• [TASK OBJECTIVE]:
Each line that follows is to be retyped exactly.

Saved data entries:
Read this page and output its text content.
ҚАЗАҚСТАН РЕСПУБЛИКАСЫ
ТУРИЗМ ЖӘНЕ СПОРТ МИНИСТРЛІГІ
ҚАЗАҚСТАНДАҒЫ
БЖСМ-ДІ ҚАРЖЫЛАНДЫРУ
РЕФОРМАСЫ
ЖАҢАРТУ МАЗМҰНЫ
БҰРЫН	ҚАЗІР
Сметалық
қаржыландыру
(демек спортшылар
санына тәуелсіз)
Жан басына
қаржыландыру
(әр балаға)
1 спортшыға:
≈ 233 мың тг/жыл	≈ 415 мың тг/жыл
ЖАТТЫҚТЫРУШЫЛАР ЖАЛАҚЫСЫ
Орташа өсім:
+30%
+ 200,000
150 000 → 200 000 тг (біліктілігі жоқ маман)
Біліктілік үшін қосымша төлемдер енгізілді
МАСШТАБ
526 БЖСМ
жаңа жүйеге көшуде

• [TASK OUTPUT]:
Read this page and output its text content.
ҚАЗАҚСТАН РЕСПУБЛИКАСЫ
ТУРИЗМ ЖӘНЕ СПОРТ МИНИСТРЛІГІ
ҚАЗАҚСТАНДАҒЫ
БЖСМ-ДІ ҚАРЖЫЛАНДЫРУ
РЕФОРМАСЫ
ЖАҢАРТУ МАЗМҰНЫ
БҰРЫН	ҚАЗІР
Сметалық
қаржыландыру
(демек спортшылар
санына тәуелсіз)
Жан басына
қаржыландыру
(әр балаға)
1 спортшыға:
≈ 233 мың тг/жыл	≈ 415 мың тг/жыл
ЖАТТЫҚТЫРУШЫЛАР ЖАЛАҚЫСЫ
Орташа өсім:
+30%
+ 200,000
150 000 → 200 000 тг (біліктілігі жоқ маман)
Біліктілік үшін қосымша төлемдер енгізілді
МАСШТАБ
526 БЖСМ
жаңа жүйеге көшуде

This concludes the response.